** START **
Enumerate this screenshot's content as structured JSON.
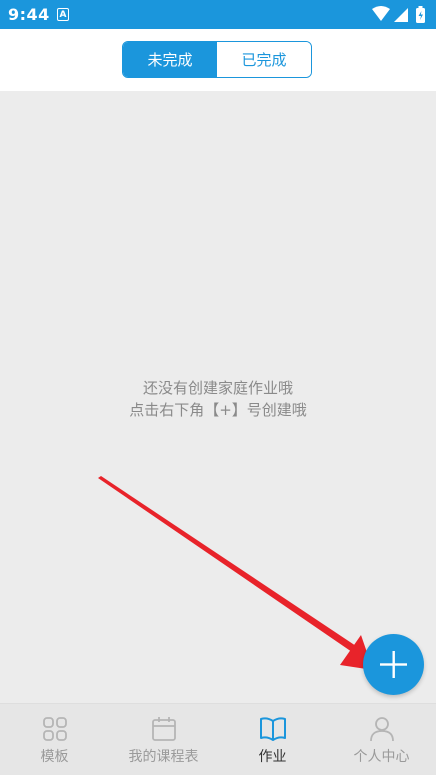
{
  "status_bar": {
    "time": "9:44",
    "notification_icon": "A",
    "icons": [
      "wifi-icon",
      "signal-icon",
      "battery-icon"
    ]
  },
  "segmented_control": {
    "tabs": [
      {
        "label": "未完成",
        "active": true
      },
      {
        "label": "已完成",
        "active": false
      }
    ]
  },
  "empty_state": {
    "line1": "还没有创建家庭作业哦",
    "line2": "点击右下角【+】号创建哦"
  },
  "fab": {
    "icon": "plus-icon"
  },
  "bottom_nav": {
    "items": [
      {
        "label": "模板",
        "icon": "grid-icon",
        "active": false
      },
      {
        "label": "我的课程表",
        "icon": "calendar-icon",
        "active": false
      },
      {
        "label": "作业",
        "icon": "book-icon",
        "active": true
      },
      {
        "label": "个人中心",
        "icon": "person-icon",
        "active": false
      }
    ]
  },
  "colors": {
    "accent": "#1b96dc",
    "annotation_arrow": "#e8232a",
    "background": "#ececec"
  }
}
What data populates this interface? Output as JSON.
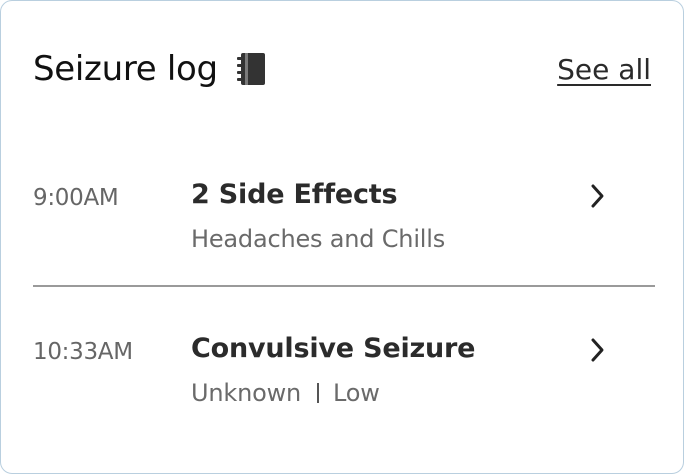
{
  "header": {
    "title": "Seizure log",
    "title_icon": "notebook-icon",
    "see_all_label": "See all"
  },
  "entries": [
    {
      "time": "9:00AM",
      "title": "2 Side Effects",
      "subtitle_parts": [
        "Headaches and Chills"
      ],
      "action_icon": "chevron-right-icon"
    },
    {
      "time": "10:33AM",
      "title": "Convulsive Seizure",
      "subtitle_parts": [
        "Unknown",
        "Low"
      ],
      "action_icon": "chevron-right-icon"
    }
  ],
  "colors": {
    "card_border": "#b9cfdf",
    "title_text": "#111111",
    "muted_text": "#666666",
    "divider": "#9a9a9a"
  }
}
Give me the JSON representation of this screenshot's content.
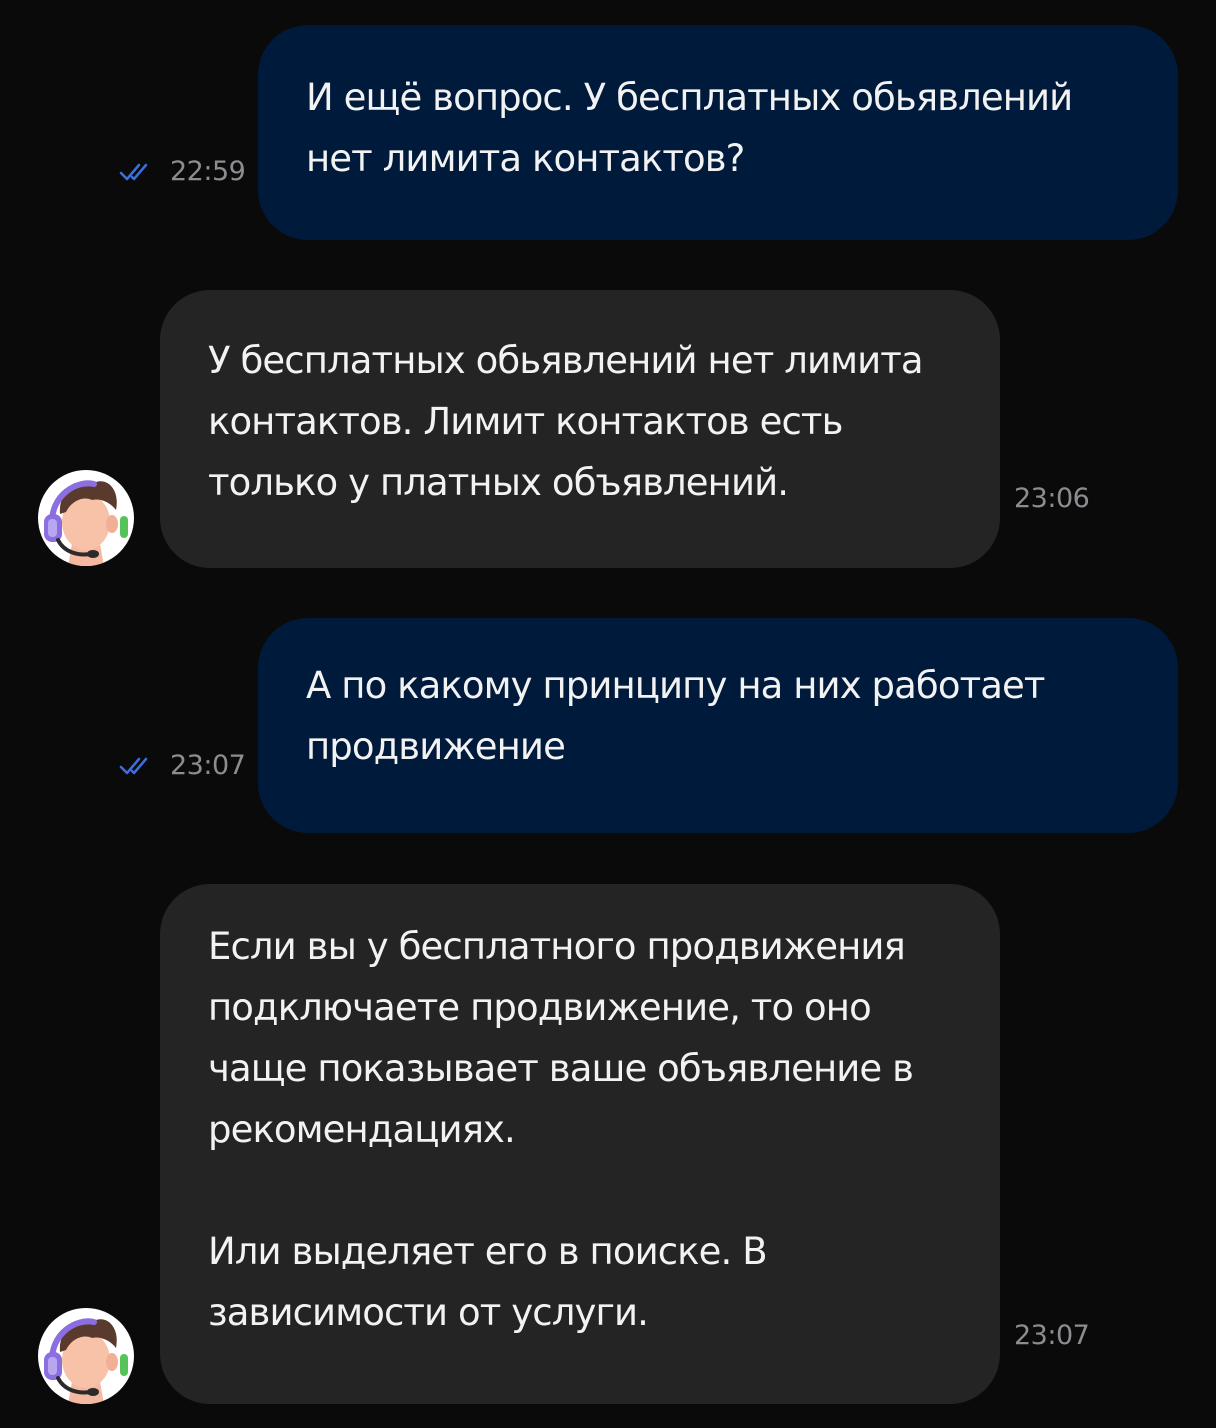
{
  "messages": [
    {
      "direction": "outgoing",
      "text": "И ещё вопрос. У бесплатных обьявлений нет лимита контактов?",
      "time": "22:59",
      "status_icon": "double-check-icon"
    },
    {
      "direction": "incoming",
      "text": "У бесплатных обьявлений нет лимита контактов. Лимит контактов есть только у платных объявлений.",
      "time": "23:06",
      "avatar_icon": "support-agent-avatar"
    },
    {
      "direction": "outgoing",
      "text": "А по какому принципу на них работает продвижение",
      "time": "23:07",
      "status_icon": "double-check-icon"
    },
    {
      "direction": "incoming",
      "text": "Если вы у бесплатного продвижения подключаете продвижение, то оно чаще показывает ваше объявление в рекомендациях.\n\nИли выделяет его в поиске. В зависимости от услуги.",
      "time": "23:07",
      "avatar_icon": "support-agent-avatar"
    }
  ],
  "colors": {
    "background": "#0a0a0a",
    "outgoing_bubble": "#001a3b",
    "incoming_bubble": "#232423",
    "text": "#f2f2f2",
    "timestamp": "#8b8d90",
    "read_check": "#3d6ee0",
    "avatar_headset": "#8b6fe0",
    "avatar_hair": "#5a3a2c"
  }
}
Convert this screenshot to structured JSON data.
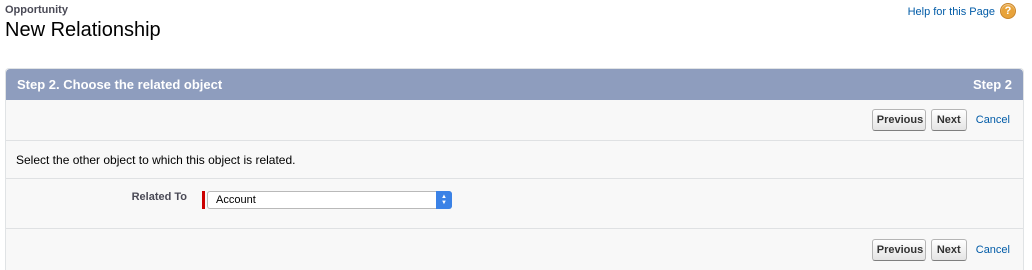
{
  "header": {
    "object_label": "Opportunity",
    "title": "New Relationship",
    "help_text": "Help for this Page",
    "help_icon": "?"
  },
  "step": {
    "title": "Step 2. Choose the related object",
    "indicator": "Step 2"
  },
  "buttons": {
    "previous": "Previous",
    "next": "Next",
    "cancel": "Cancel"
  },
  "form": {
    "instruction": "Select the other object to which this object is related.",
    "related_to_label": "Related To",
    "related_to_value": "Account"
  },
  "colors": {
    "header_bar": "#8e9dbe",
    "link": "#015ba7",
    "required": "#cc0000",
    "select_arrow": "#3b82e6"
  }
}
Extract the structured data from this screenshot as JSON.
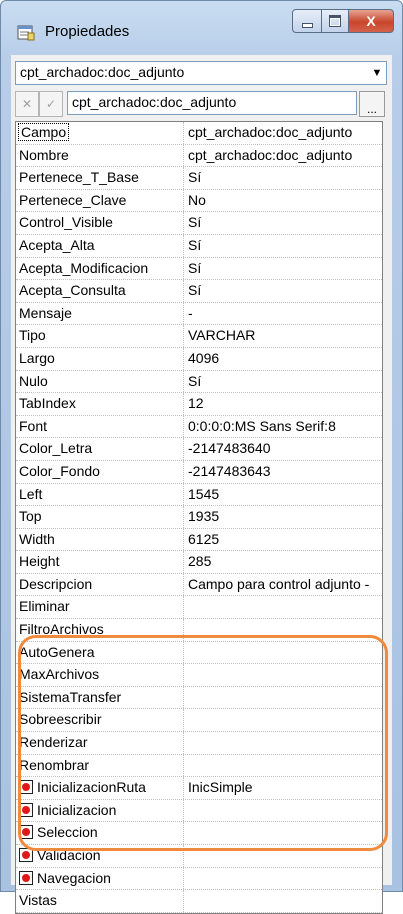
** END **
**Given request**: All lines above with "контактов" in them should be returned.

**Problem solution**:
      "text": "И ещё вопрос. У бесплатных обьявлений нет лимита контактов?",
      "text": "У бесплатных обьявлений нет лимита контактов. Лимит контактов есть только у платных объявлений.",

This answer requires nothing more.